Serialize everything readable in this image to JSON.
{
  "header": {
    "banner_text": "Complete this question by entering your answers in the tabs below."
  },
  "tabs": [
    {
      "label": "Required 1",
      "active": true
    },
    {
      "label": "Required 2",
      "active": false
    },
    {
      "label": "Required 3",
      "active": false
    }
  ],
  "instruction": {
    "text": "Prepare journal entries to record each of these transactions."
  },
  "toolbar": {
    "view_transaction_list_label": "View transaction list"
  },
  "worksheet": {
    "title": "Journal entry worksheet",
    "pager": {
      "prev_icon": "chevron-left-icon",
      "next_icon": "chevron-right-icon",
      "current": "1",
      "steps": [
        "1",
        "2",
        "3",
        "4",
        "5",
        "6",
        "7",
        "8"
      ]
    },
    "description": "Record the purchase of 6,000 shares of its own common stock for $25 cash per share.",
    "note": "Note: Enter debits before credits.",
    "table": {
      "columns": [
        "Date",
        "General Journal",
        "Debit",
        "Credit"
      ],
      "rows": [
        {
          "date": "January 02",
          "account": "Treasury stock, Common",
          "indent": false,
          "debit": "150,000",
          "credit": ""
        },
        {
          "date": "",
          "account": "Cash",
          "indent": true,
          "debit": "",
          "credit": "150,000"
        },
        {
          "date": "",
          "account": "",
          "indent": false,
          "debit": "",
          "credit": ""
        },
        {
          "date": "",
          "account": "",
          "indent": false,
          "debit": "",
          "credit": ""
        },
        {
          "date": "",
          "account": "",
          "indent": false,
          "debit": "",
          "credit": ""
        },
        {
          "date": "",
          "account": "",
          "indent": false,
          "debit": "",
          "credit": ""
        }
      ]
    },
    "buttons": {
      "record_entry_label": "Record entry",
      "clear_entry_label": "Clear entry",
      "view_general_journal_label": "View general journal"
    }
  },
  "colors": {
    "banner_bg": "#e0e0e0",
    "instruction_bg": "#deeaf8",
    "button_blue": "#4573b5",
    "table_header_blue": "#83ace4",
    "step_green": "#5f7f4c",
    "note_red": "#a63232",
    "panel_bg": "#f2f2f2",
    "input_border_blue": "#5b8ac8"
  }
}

· · ·

INSTRUCTIONS FOR THE TASK:
Repeat every line of the data, exactly and in full.

THE OUTPUT:
Serialize everything readable in this image to JSON.
{
  "header": {
    "banner_text": "Complete this question by entering your answers in the tabs below."
  },
  "tabs": [
    {
      "label": "Required 1",
      "active": true
    },
    {
      "label": "Required 2",
      "active": false
    },
    {
      "label": "Required 3",
      "active": false
    }
  ],
  "instruction": {
    "text": "Prepare journal entries to record each of these transactions."
  },
  "toolbar": {
    "view_transaction_list_label": "View transaction list"
  },
  "worksheet": {
    "title": "Journal entry worksheet",
    "pager": {
      "prev_icon": "chevron-left-icon",
      "next_icon": "chevron-right-icon",
      "current": "1",
      "steps": [
        "1",
        "2",
        "3",
        "4",
        "5",
        "6",
        "7",
        "8"
      ]
    },
    "description": "Record the purchase of 6,000 shares of its own common stock for $25 cash per share.",
    "note": "Note: Enter debits before credits.",
    "table": {
      "columns": [
        "Date",
        "General Journal",
        "Debit",
        "Credit"
      ],
      "rows": [
        {
          "date": "January 02",
          "account": "Treasury stock, Common",
          "indent": false,
          "debit": "150,000",
          "credit": ""
        },
        {
          "date": "",
          "account": "Cash",
          "indent": true,
          "debit": "",
          "credit": "150,000"
        },
        {
          "date": "",
          "account": "",
          "indent": false,
          "debit": "",
          "credit": ""
        },
        {
          "date": "",
          "account": "",
          "indent": false,
          "debit": "",
          "credit": ""
        },
        {
          "date": "",
          "account": "",
          "indent": false,
          "debit": "",
          "credit": ""
        },
        {
          "date": "",
          "account": "",
          "indent": false,
          "debit": "",
          "credit": ""
        }
      ]
    },
    "buttons": {
      "record_entry_label": "Record entry",
      "clear_entry_label": "Clear entry",
      "view_general_journal_label": "View general journal"
    }
  },
  "colors": {
    "banner_bg": "#e0e0e0",
    "instruction_bg": "#deeaf8",
    "button_blue": "#4573b5",
    "table_header_blue": "#83ace4",
    "step_green": "#5f7f4c",
    "note_red": "#a63232",
    "panel_bg": "#f2f2f2",
    "input_border_blue": "#5b8ac8"
  }
}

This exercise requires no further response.